**WORK TO COMPLETE**
Present each line of the entries below that holds the word "Effective".

— start EXTRACTED MATERIAL —

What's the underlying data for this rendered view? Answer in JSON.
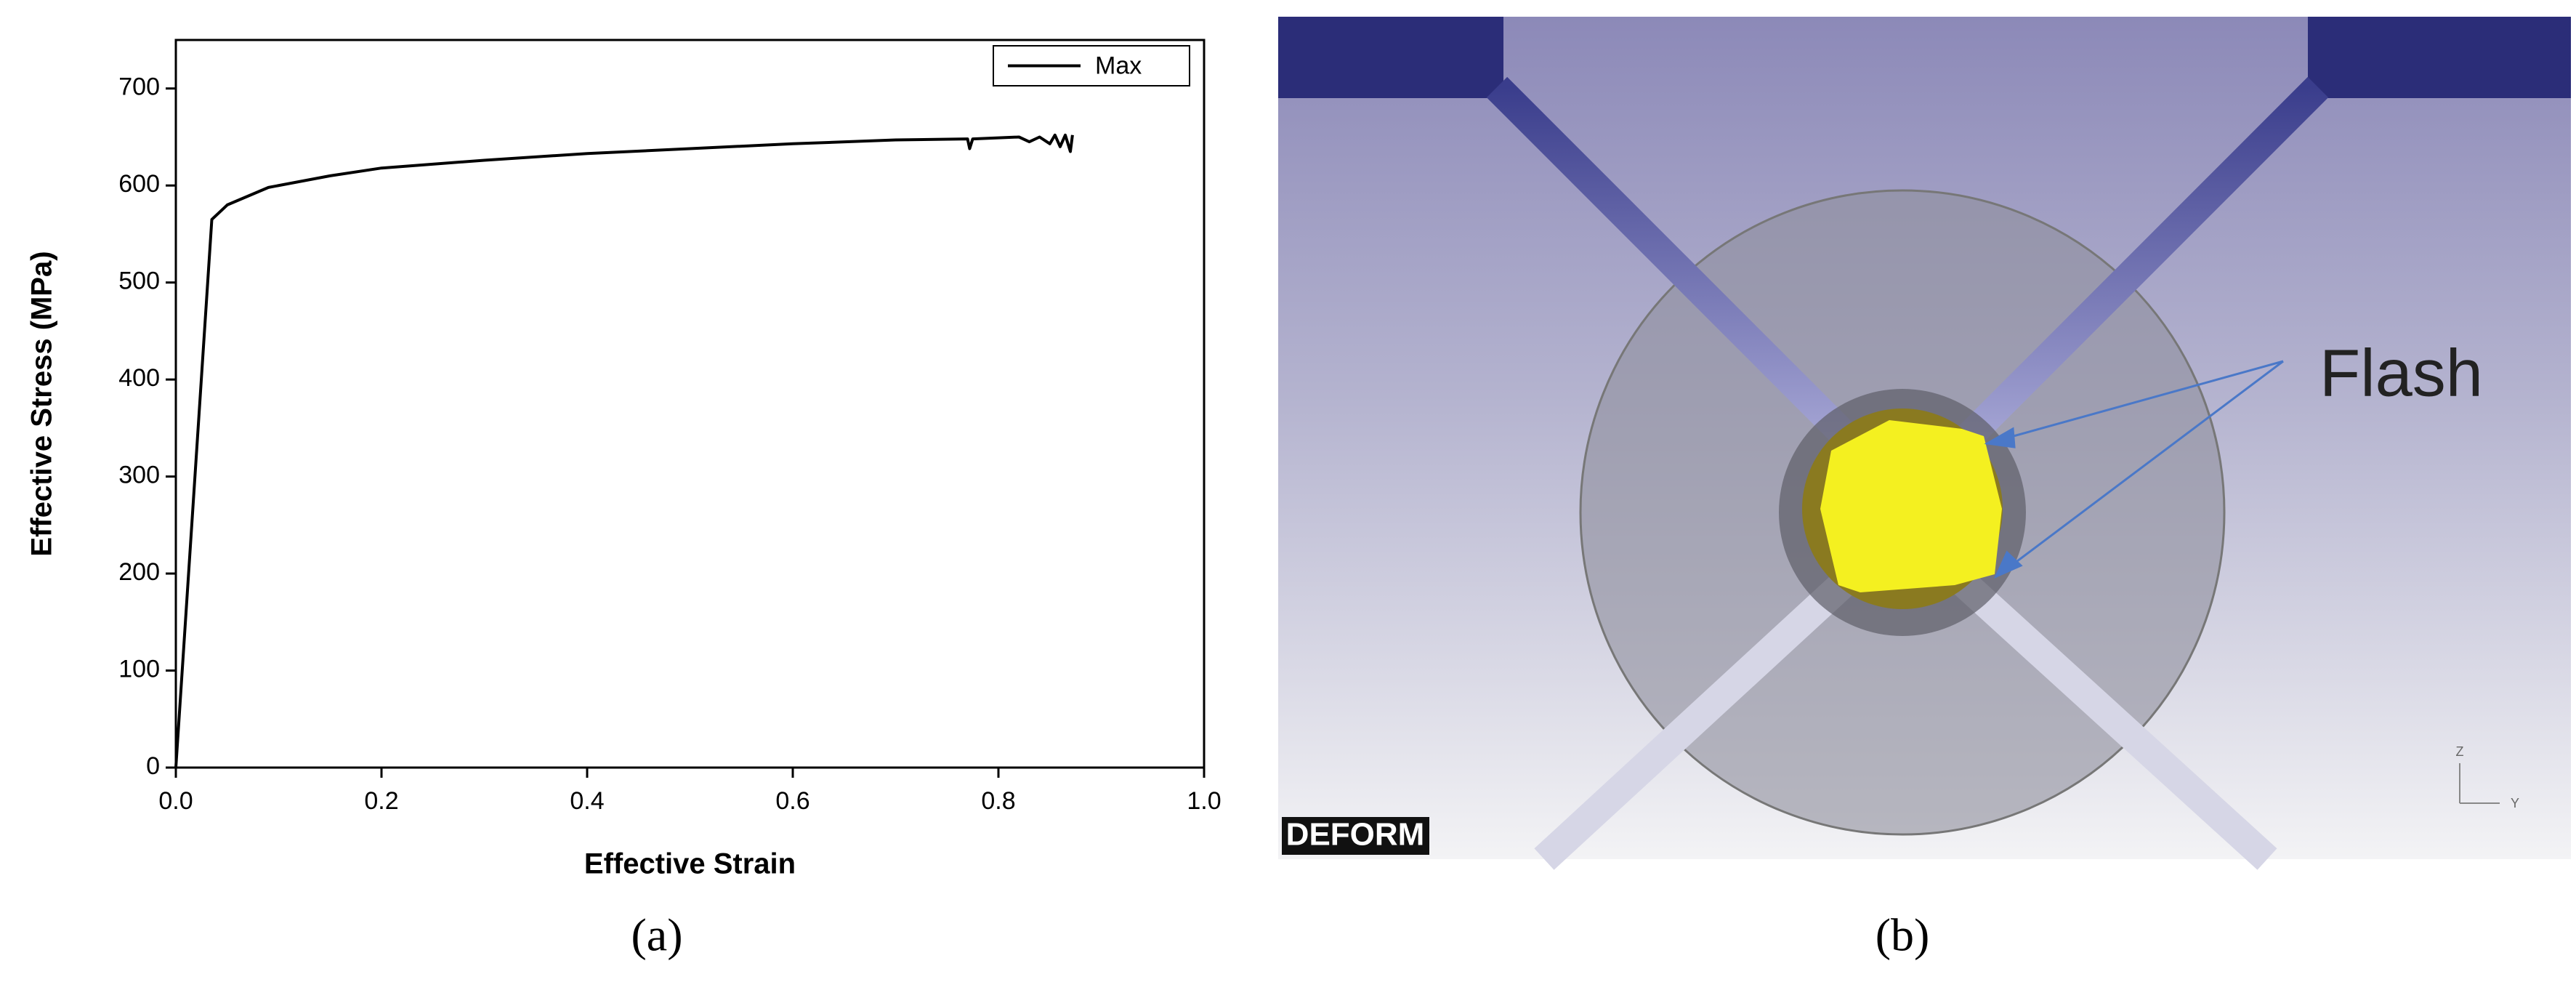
{
  "chart_data": {
    "type": "line",
    "xlabel": "Effective Strain",
    "ylabel": "Effective Stress (MPa)",
    "x": [
      0,
      0.035,
      0.05,
      0.09,
      0.15,
      0.2,
      0.3,
      0.4,
      0.5,
      0.6,
      0.7,
      0.77,
      0.772,
      0.775,
      0.82,
      0.83,
      0.84,
      0.85,
      0.855,
      0.86,
      0.865,
      0.87,
      0.872
    ],
    "series": [
      {
        "name": "Max",
        "color": "#000000",
        "values": [
          0,
          565,
          580,
          598,
          610,
          618,
          626,
          633,
          638,
          643,
          647,
          648,
          638,
          648,
          650,
          645,
          650,
          643,
          652,
          640,
          652,
          635,
          652
        ]
      }
    ],
    "xlim": [
      0,
      1
    ],
    "ylim": [
      0,
      750
    ],
    "xticks": [
      {
        "value": 0,
        "label": "0.0"
      },
      0.2,
      0.4,
      0.6,
      0.8,
      {
        "value": 1,
        "label": "1.0"
      }
    ],
    "yticks": [
      0,
      100,
      200,
      300,
      400,
      500,
      600,
      700
    ],
    "legend": "upper right"
  },
  "figure_b": {
    "annotation": "Flash",
    "logo": "DEFORM",
    "axis_labels": [
      "Z",
      "Y"
    ]
  },
  "captions": [
    "(a)",
    "(b)"
  ]
}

— end EXTRACTED MATERIAL —

**ANSWER TO THIS EXERCISE**
    "xlabel": "Effective Strain",
    "ylabel": "Effective Stress (MPa)",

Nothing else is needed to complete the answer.